## Records from a collection
--------------------------------

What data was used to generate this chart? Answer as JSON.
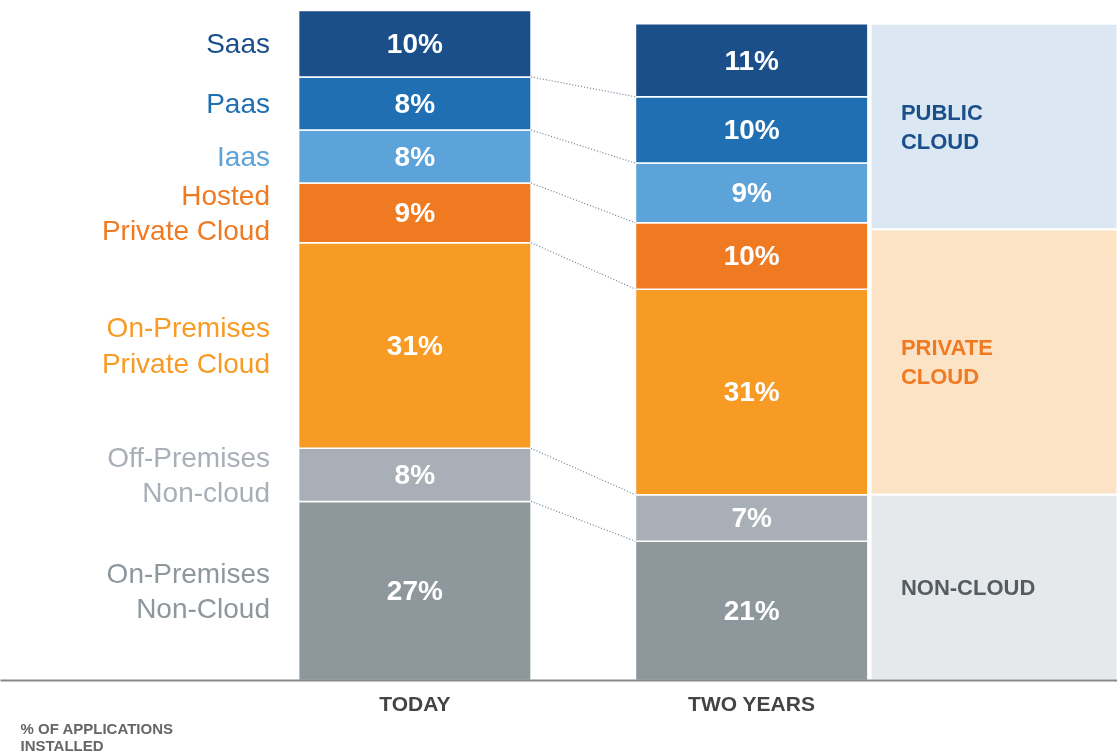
{
  "chart_data": {
    "type": "bar",
    "stacked": true,
    "relative": false,
    "categories": [
      "TODAY",
      "TWO YEARS"
    ],
    "annotations": [
      "% OF APPLICATIONS INSTALLED"
    ],
    "series": [
      {
        "name": "On-Premises Non-Cloud",
        "color": "#8d979c",
        "values": [
          27,
          21
        ],
        "value_labels": [
          "27%",
          "21%"
        ]
      },
      {
        "name": "Off-Premises Non-cloud",
        "color": "#a9afb6",
        "values": [
          8,
          7
        ],
        "value_labels": [
          "8%",
          "7%"
        ]
      },
      {
        "name": "On-Premises Private Cloud",
        "color": "#f79b24",
        "values": [
          31,
          31
        ],
        "value_labels": [
          "31%",
          "31%"
        ]
      },
      {
        "name": "Hosted Private Cloud",
        "color": "#f07a22",
        "values": [
          9,
          10
        ],
        "value_labels": [
          "9%",
          "10%"
        ]
      },
      {
        "name": "Iaas",
        "color": "#5ba3d9",
        "values": [
          8,
          9
        ],
        "value_labels": [
          "8%",
          "9%"
        ]
      },
      {
        "name": "Paas",
        "color": "#1f6fb2",
        "values": [
          8,
          10
        ],
        "value_labels": [
          "8%",
          "10%"
        ]
      },
      {
        "name": "Saas",
        "color": "#1b4f8a",
        "values": [
          10,
          11
        ],
        "value_labels": [
          "10%",
          "11%"
        ]
      }
    ],
    "bands": [
      {
        "axis": "y",
        "from": 68,
        "to": 99,
        "label": "PUBLIC CLOUD",
        "color": "#dbe8f4"
      },
      {
        "axis": "y",
        "from": 28,
        "to": 68,
        "label": "PRIVATE CLOUD",
        "color": "#fde3c6"
      },
      {
        "axis": "y",
        "from": 0,
        "to": 28,
        "label": "NON-CLOUD",
        "color": "#e6e9ec"
      }
    ]
  }
}
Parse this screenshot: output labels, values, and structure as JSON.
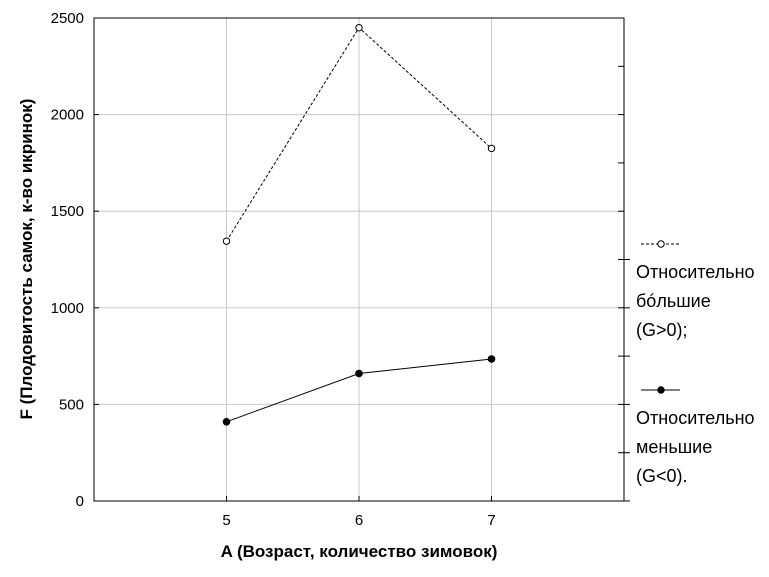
{
  "chart_data": {
    "type": "line",
    "categories": [
      "5",
      "6",
      "7"
    ],
    "x": [
      5,
      6,
      7
    ],
    "xlim": [
      4,
      8
    ],
    "ylim": [
      0,
      2500
    ],
    "yticks": [
      0,
      500,
      1000,
      1500,
      2000,
      2500
    ],
    "xlabel": "A (Возраст, количество зимовок)",
    "ylabel": "F (Плодовитость самок, к-во икринок)",
    "grid": true,
    "legend_position": "right",
    "series": [
      {
        "name": "Относительно бóльшие (G>0);",
        "name_lines": [
          "Относительно",
          "бóльшие",
          "(G>0);"
        ],
        "style": "dashed",
        "marker": "open-circle",
        "color": "#000000",
        "values": [
          1345,
          2450,
          1825
        ]
      },
      {
        "name": "Относительно меньшие (G<0).",
        "name_lines": [
          "Относительно",
          "меньшие",
          "(G<0)."
        ],
        "style": "solid",
        "marker": "filled-circle",
        "color": "#000000",
        "values": [
          410,
          660,
          735
        ]
      }
    ]
  }
}
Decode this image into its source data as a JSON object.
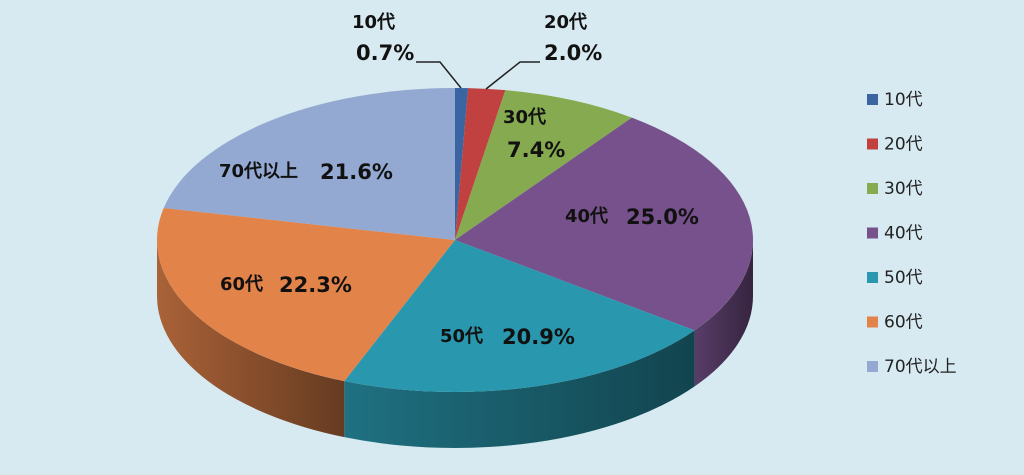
{
  "chart_data": {
    "type": "pie",
    "style": "3d",
    "start": "12 o'clock, clockwise",
    "legend_position": "right",
    "slices": [
      {
        "label": "10代",
        "value": 0.7,
        "value_label": "0.7%",
        "color": "#3b64a3"
      },
      {
        "label": "20代",
        "value": 2.0,
        "value_label": "2.0%",
        "color": "#c0413f"
      },
      {
        "label": "30代",
        "value": 7.4,
        "value_label": "7.4%",
        "color": "#86aa4f"
      },
      {
        "label": "40代",
        "value": 25.0,
        "value_label": "25.0%",
        "color": "#76518b"
      },
      {
        "label": "50代",
        "value": 20.9,
        "value_label": "20.9%",
        "color": "#2997ad"
      },
      {
        "label": "60代",
        "value": 22.3,
        "value_label": "22.3%",
        "color": "#e2834a"
      },
      {
        "label": "70代以上",
        "value": 21.6,
        "value_label": "21.6%",
        "color": "#93a9d1"
      }
    ]
  }
}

--------------------------------

Gather every line from the listing above in which the word "this" appears.

## Task response
What data was used to generate this chart? Answer as JSON.
Parse this screenshot: output labels, values, and structure as JSON.
Decode this image into its source data as a JSON object.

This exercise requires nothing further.